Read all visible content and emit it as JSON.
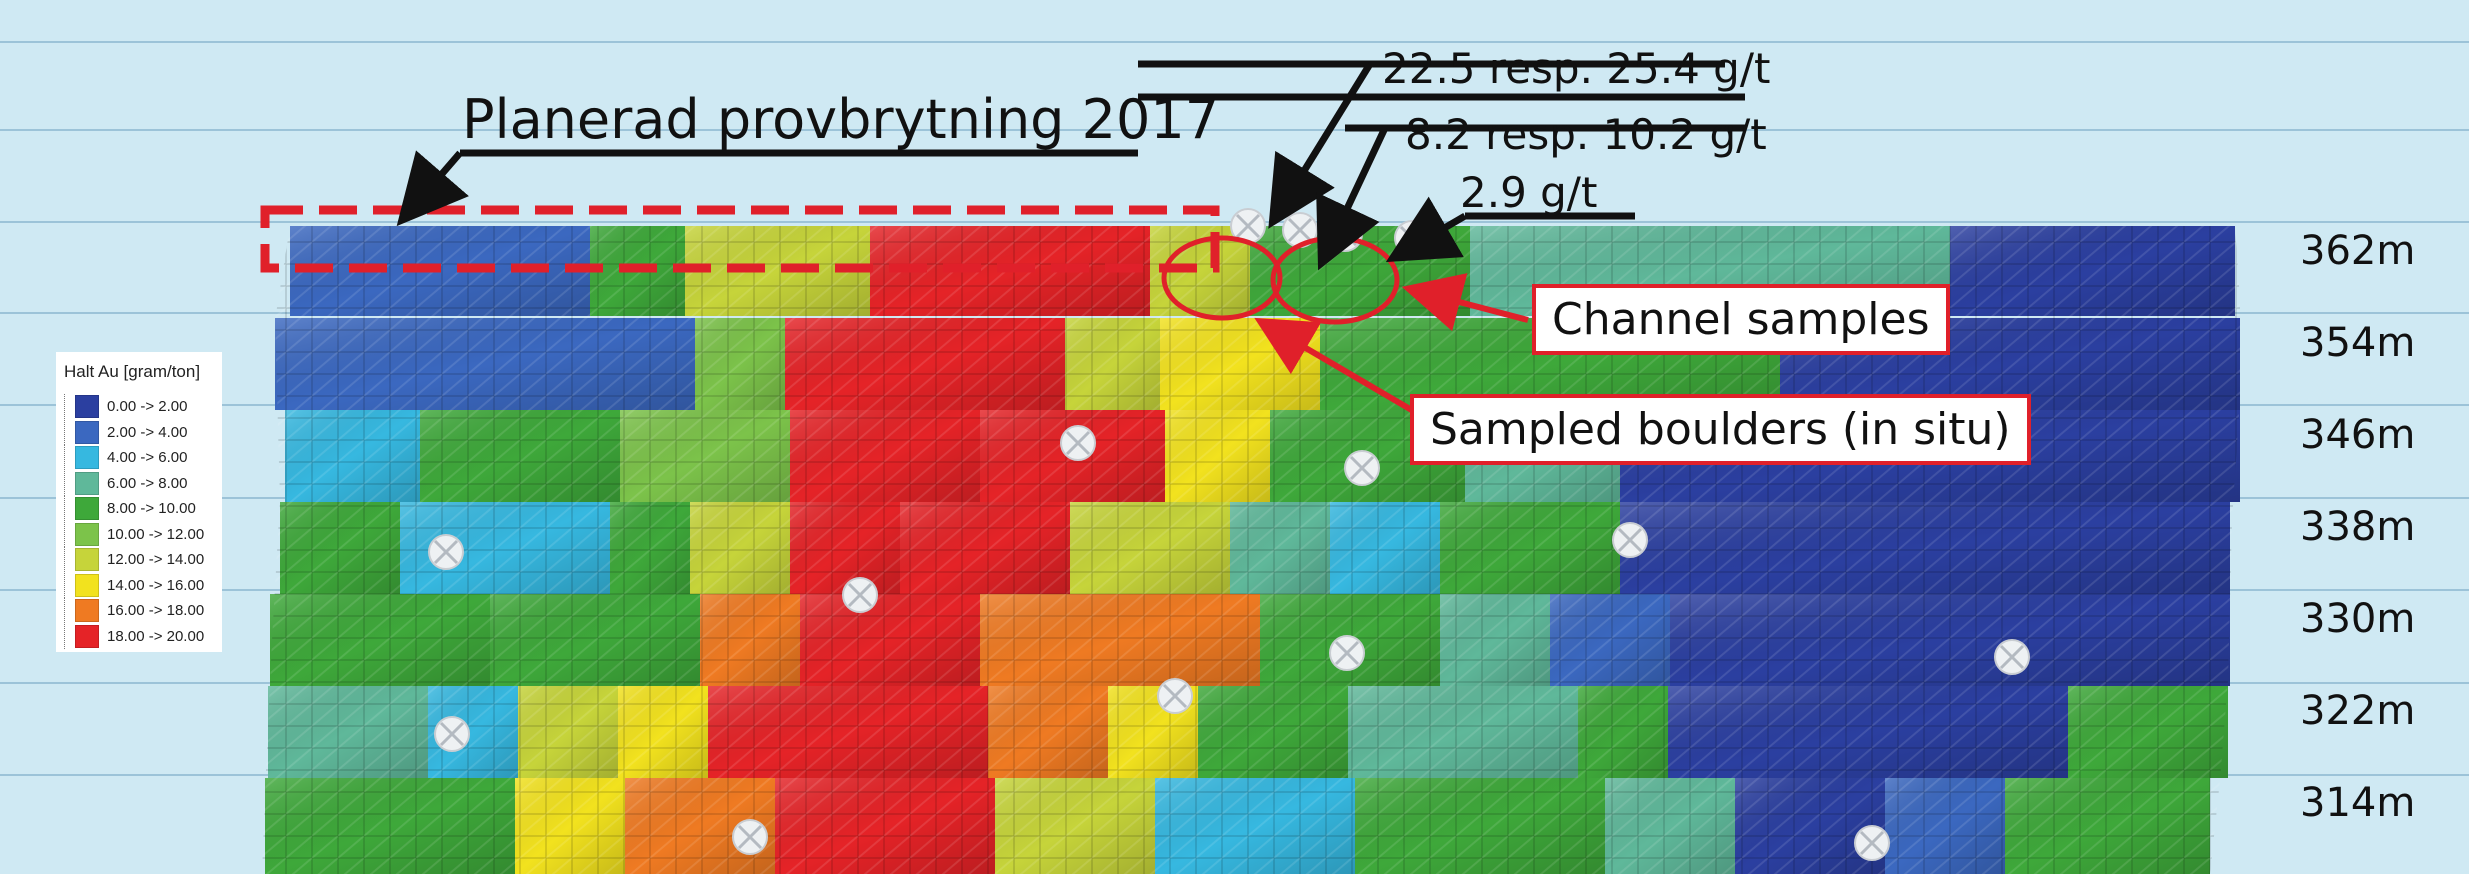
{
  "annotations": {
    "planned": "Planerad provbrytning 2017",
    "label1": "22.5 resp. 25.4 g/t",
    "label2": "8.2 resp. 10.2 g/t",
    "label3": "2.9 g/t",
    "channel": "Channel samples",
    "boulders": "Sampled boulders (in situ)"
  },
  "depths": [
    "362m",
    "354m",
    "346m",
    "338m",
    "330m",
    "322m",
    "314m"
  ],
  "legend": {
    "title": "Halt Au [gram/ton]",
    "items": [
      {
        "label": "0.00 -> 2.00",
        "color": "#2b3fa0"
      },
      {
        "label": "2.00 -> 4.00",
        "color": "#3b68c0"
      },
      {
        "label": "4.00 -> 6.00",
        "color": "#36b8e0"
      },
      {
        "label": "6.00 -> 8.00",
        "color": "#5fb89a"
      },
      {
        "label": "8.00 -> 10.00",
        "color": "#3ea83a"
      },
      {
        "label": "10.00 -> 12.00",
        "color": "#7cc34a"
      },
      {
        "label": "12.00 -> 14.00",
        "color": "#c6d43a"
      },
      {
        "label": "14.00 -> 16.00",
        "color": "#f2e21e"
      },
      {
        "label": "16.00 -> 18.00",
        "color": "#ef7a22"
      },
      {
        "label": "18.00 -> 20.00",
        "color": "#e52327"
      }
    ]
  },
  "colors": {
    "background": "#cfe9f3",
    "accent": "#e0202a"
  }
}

**WHAT TO DO:**
From the listing, copy each line containing the word "resp".

**WRITTEN SOLUTION:**
    "label1": "22.5 resp. 25.4 g/t",
    "label2": "8.2 resp. 10.2 g/t",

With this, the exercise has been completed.